Soal Latihan
Jawab pertanyaan berikut berdasarkan dokumen sumber di bawah ini.
(a) Jabatan apa yang resmi diemban Rudi Rubiandini?
(b) Rudi Rubiandini pernah menjadi saksi ahli bagi lembaga apa ketika lembaga itu menggugat Lapindo?
(c) Menurut keyakinan Rudi Rubiandini, apa penyebab semburan lumpur di Sidoarjo?

======== Dokumen Sumber ========

Jangan
Lupakan Lapindo, Pak Rudi
Firdaus Cahyadi ; Knowledge Manager for Sustainable
Development, OneWorld-Indonesia
Sumber : KORAN
TEMPO, 15 Juni 2012
Akhirnya, DR Ir Rudi Rubiandini resmi menjadi
Wakil Menteri Energi dan Sumber Daya Mineral. Jabatan baru itu membuktikan
bahwa kapasitas seorang Rudi Rubiandini dalam persoalan energi dan sumber daya
mineral tidak terbantahkan.
Pak Rudi--begitu ia akrab dipanggil--selain
dikenal sebagai pakar di bidang perminyakan, dikenal pernah menjadi saksi ahli
Wahana Lingkungan Hidup Indonesia saat menggugat Lapindo dalam persoalan
semburan lumpur di Sidoarjo. Dan Pak Rudi adalah salah satu ilmuwan Indonesia
yang meyakini bahwa semburan lumpur di Sidoarjo bukanlah akibat bencana alam,
melainkan akibat pengeboran.

======== Data yang Tersedia ========

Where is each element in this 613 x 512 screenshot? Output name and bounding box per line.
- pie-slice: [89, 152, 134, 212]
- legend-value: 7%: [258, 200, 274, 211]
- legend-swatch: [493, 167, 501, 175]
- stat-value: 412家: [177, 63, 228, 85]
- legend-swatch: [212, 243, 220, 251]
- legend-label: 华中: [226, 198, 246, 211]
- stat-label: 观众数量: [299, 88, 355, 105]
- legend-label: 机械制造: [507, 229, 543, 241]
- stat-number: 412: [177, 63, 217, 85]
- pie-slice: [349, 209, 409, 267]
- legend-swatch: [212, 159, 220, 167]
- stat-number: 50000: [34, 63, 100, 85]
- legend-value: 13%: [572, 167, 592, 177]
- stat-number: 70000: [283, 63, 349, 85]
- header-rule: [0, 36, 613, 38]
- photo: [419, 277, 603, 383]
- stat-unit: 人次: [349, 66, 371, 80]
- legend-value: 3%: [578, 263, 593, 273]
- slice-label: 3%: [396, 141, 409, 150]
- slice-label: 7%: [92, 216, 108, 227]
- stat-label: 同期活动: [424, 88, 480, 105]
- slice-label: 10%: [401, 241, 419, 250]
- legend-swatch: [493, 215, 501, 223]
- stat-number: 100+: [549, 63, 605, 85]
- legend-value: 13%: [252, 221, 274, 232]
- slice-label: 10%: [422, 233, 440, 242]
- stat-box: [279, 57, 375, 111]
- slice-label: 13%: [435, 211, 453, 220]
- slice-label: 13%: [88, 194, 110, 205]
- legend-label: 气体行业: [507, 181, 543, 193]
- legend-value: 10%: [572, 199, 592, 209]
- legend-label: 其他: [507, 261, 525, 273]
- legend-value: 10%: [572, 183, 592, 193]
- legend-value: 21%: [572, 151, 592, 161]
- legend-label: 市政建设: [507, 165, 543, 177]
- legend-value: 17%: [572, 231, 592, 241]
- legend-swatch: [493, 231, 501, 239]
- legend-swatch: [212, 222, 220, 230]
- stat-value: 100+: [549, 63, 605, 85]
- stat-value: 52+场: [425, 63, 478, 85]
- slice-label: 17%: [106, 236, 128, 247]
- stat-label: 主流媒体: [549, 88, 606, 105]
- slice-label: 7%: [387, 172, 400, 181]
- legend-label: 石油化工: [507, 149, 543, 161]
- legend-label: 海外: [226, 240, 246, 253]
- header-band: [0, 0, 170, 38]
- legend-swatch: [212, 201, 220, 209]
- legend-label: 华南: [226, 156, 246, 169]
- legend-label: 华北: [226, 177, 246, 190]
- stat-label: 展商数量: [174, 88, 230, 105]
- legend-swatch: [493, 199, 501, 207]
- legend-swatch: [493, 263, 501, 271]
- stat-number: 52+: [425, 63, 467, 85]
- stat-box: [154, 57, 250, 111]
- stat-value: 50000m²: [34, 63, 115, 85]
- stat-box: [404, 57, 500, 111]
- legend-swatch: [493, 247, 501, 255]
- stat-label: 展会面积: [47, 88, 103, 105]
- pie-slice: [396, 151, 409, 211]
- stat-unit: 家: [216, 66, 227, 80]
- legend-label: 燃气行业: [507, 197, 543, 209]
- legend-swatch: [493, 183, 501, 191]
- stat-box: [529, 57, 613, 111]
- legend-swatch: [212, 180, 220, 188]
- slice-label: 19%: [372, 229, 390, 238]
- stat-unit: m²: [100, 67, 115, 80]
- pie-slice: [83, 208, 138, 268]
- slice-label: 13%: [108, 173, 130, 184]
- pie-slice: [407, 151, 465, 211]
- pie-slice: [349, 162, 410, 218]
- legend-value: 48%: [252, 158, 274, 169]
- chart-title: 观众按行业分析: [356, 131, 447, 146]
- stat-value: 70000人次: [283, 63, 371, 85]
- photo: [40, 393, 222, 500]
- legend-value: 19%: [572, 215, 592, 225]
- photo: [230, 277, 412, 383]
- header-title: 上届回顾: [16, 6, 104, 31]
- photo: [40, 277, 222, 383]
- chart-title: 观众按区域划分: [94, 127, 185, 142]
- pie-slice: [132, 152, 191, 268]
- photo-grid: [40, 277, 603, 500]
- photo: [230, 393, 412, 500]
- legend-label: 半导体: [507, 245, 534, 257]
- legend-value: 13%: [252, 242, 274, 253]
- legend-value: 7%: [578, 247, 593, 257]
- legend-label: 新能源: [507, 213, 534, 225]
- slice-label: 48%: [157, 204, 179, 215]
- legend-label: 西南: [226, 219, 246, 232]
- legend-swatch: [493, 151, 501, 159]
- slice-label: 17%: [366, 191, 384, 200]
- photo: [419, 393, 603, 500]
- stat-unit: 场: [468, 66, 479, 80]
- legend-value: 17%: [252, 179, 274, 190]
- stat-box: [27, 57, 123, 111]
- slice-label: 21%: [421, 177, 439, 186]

========

Jawaban Latihan
(a) Wakil Menteri Energi dan Sumber Daya Mineral.
(b) Wahana Lingkungan Hidup Indonesia.
(c) Semburan lumpur itu akibat pengeboran, bukan bencana alam.